**Your instructions**
Rewrite the rows starting at the first row and ending at the row that contains "foreground-color-swatch[interactable] — [12, 273, 27, 288]", replacing "interactable" with "clickable" and leaving everything else unchanged.

[Dataset records]
— START —
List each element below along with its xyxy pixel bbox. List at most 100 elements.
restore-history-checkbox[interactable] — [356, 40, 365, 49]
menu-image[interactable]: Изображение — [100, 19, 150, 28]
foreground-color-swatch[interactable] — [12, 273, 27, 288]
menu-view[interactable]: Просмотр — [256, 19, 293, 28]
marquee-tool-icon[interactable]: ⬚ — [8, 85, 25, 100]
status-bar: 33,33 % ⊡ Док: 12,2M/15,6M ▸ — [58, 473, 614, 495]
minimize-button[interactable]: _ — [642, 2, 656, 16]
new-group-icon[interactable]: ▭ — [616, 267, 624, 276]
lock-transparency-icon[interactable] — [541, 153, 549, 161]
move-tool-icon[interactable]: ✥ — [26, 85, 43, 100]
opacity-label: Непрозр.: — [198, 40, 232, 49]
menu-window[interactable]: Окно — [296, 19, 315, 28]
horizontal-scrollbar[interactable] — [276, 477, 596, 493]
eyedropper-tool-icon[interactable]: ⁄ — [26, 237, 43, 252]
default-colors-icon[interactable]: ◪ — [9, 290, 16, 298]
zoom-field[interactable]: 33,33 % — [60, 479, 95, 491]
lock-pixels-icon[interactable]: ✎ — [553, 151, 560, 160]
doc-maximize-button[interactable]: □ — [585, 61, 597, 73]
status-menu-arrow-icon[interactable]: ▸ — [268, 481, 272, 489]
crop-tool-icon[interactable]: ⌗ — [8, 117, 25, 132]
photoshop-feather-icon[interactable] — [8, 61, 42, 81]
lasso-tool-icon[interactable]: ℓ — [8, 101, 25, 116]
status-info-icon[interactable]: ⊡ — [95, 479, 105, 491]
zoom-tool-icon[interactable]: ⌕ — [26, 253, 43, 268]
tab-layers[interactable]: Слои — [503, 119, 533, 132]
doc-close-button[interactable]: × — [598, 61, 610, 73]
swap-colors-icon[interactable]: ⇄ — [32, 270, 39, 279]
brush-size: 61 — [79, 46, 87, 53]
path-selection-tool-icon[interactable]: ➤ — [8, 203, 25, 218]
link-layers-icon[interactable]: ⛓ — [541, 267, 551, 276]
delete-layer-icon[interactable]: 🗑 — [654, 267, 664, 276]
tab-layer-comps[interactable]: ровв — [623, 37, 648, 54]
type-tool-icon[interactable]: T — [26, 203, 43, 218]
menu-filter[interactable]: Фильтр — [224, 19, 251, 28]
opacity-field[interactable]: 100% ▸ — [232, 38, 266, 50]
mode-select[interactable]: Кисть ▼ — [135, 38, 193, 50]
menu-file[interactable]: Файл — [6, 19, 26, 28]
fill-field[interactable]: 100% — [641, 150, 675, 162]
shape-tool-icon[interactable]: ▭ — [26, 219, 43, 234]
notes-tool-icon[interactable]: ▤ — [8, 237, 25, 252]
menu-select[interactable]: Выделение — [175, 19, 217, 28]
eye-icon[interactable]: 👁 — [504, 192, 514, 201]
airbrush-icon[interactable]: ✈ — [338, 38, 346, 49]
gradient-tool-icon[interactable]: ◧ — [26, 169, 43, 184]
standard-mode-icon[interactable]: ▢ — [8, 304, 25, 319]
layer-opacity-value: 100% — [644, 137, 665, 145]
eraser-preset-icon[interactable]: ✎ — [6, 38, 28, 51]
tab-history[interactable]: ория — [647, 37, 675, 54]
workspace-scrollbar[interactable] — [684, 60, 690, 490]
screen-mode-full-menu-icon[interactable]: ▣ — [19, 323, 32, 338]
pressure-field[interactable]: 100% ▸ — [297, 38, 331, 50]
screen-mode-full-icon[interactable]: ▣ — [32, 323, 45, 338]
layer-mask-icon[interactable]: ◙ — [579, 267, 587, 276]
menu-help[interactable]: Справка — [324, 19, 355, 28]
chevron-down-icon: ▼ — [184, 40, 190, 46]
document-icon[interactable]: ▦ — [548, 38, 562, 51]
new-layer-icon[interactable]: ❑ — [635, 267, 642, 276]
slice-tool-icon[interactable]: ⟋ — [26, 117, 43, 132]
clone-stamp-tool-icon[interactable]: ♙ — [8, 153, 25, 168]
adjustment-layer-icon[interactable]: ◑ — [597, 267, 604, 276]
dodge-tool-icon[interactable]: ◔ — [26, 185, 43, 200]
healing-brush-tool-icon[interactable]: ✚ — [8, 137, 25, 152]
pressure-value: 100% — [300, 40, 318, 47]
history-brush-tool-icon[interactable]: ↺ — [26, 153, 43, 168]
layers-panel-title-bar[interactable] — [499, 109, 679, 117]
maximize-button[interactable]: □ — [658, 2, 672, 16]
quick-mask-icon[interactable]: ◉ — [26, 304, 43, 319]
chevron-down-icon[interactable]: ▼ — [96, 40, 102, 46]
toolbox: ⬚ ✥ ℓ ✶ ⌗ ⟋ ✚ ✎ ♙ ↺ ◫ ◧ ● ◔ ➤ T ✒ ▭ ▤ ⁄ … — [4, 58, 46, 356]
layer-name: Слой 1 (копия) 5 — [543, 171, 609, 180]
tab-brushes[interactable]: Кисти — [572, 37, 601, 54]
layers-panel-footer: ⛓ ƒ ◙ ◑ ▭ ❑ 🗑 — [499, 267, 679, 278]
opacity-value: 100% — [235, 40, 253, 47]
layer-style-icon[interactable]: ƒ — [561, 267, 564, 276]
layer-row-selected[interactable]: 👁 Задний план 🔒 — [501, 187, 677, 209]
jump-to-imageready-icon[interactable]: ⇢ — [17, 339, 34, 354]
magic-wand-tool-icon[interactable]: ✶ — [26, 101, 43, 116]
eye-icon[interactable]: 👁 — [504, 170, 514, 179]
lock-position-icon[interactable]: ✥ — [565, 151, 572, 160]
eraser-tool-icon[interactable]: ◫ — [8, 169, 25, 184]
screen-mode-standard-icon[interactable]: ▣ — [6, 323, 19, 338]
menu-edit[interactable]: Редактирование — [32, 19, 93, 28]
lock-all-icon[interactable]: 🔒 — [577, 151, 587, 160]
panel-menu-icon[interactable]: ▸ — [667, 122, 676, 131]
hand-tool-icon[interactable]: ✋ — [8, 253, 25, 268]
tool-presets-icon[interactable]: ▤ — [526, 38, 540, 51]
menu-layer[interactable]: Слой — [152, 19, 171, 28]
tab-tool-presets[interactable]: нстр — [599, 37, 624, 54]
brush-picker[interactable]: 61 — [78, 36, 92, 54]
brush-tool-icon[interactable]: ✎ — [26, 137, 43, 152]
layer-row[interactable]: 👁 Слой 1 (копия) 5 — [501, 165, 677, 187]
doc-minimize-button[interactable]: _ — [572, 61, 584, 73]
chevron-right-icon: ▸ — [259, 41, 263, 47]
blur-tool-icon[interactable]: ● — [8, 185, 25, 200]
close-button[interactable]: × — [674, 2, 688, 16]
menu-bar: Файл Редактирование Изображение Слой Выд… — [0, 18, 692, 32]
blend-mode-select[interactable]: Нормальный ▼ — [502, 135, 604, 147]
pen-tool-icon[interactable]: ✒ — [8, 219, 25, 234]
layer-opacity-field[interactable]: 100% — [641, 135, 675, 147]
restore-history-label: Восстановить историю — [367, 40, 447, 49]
— END —
**Exercise solution**
List each element below along with its xyxy pixel bbox. List at most 100 elements.
restore-history-checkbox[clickable] — [356, 40, 365, 49]
menu-image[clickable]: Изображение — [100, 19, 150, 28]
foreground-color-swatch[clickable] — [12, 273, 27, 288]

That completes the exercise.